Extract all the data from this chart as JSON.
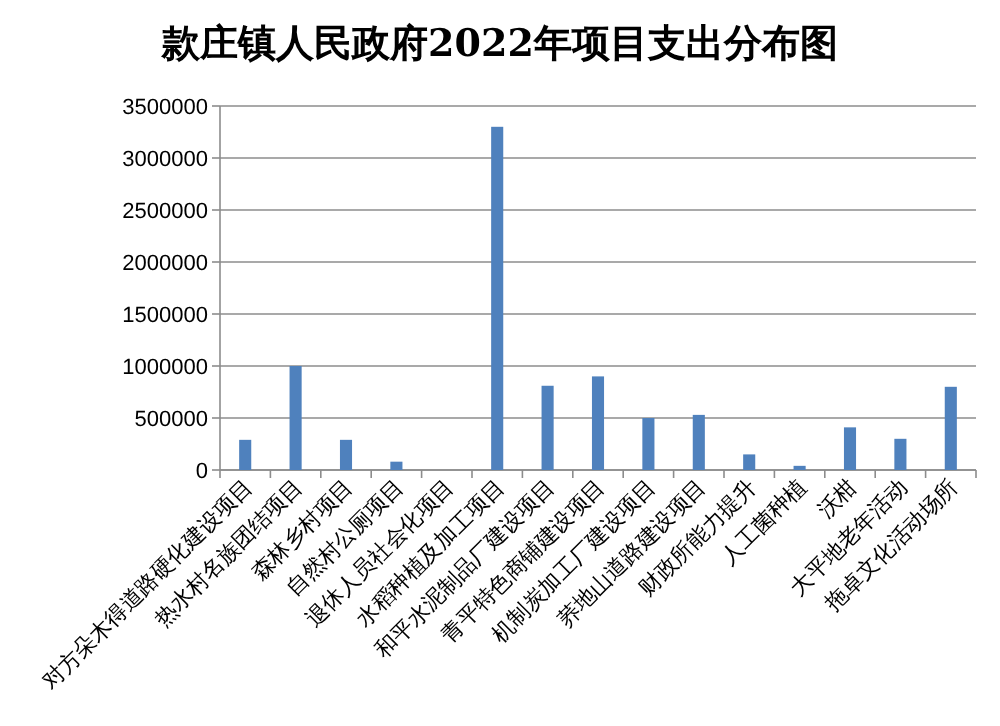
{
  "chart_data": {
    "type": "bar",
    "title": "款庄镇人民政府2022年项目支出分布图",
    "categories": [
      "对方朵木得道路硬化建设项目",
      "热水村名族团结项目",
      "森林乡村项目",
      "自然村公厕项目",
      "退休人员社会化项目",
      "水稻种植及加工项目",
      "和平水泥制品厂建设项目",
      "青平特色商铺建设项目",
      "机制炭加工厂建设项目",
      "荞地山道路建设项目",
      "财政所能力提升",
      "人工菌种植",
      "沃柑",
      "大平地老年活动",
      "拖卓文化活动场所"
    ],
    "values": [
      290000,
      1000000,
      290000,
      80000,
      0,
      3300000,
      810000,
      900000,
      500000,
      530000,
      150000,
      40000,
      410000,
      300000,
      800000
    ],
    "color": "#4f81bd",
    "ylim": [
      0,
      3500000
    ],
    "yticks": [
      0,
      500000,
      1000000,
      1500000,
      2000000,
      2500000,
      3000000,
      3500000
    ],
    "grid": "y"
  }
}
#####
**DIRECTION:** Quote the full listing above word for word; exclude every picture from the copy.

**EXPECTED ANSWER:**
Extract all the data from this chart as JSON.
{
  "chart_data": {
    "type": "bar",
    "title": "款庄镇人民政府2022年项目支出分布图",
    "categories": [
      "对方朵木得道路硬化建设项目",
      "热水村名族团结项目",
      "森林乡村项目",
      "自然村公厕项目",
      "退休人员社会化项目",
      "水稻种植及加工项目",
      "和平水泥制品厂建设项目",
      "青平特色商铺建设项目",
      "机制炭加工厂建设项目",
      "荞地山道路建设项目",
      "财政所能力提升",
      "人工菌种植",
      "沃柑",
      "大平地老年活动",
      "拖卓文化活动场所"
    ],
    "values": [
      290000,
      1000000,
      290000,
      80000,
      0,
      3300000,
      810000,
      900000,
      500000,
      530000,
      150000,
      40000,
      410000,
      300000,
      800000
    ],
    "color": "#4f81bd",
    "ylim": [
      0,
      3500000
    ],
    "yticks": [
      0,
      500000,
      1000000,
      1500000,
      2000000,
      2500000,
      3000000,
      3500000
    ],
    "grid": "y"
  }
}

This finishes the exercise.